#### Stated problem:
Copy each entry as it stands, leaving nothing out.

═════ Records for this task ═════

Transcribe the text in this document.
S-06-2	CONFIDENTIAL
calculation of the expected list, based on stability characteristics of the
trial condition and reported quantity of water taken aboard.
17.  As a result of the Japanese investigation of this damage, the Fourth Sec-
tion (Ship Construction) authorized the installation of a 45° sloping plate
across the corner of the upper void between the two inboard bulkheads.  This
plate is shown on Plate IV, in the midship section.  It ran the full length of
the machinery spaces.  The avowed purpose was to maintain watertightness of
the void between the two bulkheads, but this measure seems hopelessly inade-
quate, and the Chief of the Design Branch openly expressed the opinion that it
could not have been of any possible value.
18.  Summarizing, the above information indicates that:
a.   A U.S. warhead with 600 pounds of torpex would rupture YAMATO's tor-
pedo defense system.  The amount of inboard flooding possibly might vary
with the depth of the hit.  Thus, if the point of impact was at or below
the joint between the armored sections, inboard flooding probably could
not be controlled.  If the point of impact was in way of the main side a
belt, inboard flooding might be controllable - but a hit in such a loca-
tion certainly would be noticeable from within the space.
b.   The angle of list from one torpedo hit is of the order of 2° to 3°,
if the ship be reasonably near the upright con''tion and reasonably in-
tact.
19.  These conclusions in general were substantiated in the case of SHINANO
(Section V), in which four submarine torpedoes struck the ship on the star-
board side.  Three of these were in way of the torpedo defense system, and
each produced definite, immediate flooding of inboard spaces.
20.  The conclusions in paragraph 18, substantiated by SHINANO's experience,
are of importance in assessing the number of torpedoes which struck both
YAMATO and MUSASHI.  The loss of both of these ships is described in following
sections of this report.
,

═════

#### Solution for this problem:
Transcribe the text in this document.
S-06-2	CONFIDENTIAL
calculation of the expected list, based on stability characteristics of the
trial condition and reported quantity of water taken aboard.
17.  As a result of the Japanese investigation of this damage, the Fourth Sec-
tion (Ship Construction) authorized the installation of a 45° sloping plate
across the corner of the upper void between the two inboard bulkheads.  This
plate is shown on Plate IV, in the midship section.  It ran the full length of
the machinery spaces.  The avowed purpose was to maintain watertightness of
the void between the two bulkheads, but this measure seems hopelessly inade-
quate, and the Chief of the Design Branch openly expressed the opinion that it
could not have been of any possible value.
18.  Summarizing, the above information indicates that:
a.   A U.S. warhead with 600 pounds of torpex would rupture YAMATO's tor-
pedo defense system.  The amount of inboard flooding possibly might vary
with the depth of the hit.  Thus, if the point of impact was at or below
the joint between the armored sections, inboard flooding probably could
not be controlled.  If the point of impact was in way of the main side a
belt, inboard flooding might be controllable - but a hit in such a loca-
tion certainly would be noticeable from within the space.
b.   The angle of list from one torpedo hit is of the order of 2° to 3°,
if the ship be reasonably near the upright con''tion and reasonably in-
tact.
19.  These conclusions in general were substantiated in the case of SHINANO
(Section V), in which four submarine torpedoes struck the ship on the star-
board side.  Three of these were in way of the torpedo defense system, and
each produced definite, immediate flooding of inboard spaces.
20.  The conclusions in paragraph 18, substantiated by SHINANO's experience,
are of importance in assessing the number of torpedoes which struck both
YAMATO and MUSASHI.  The loss of both of these ships is described in following
sections of this report.
,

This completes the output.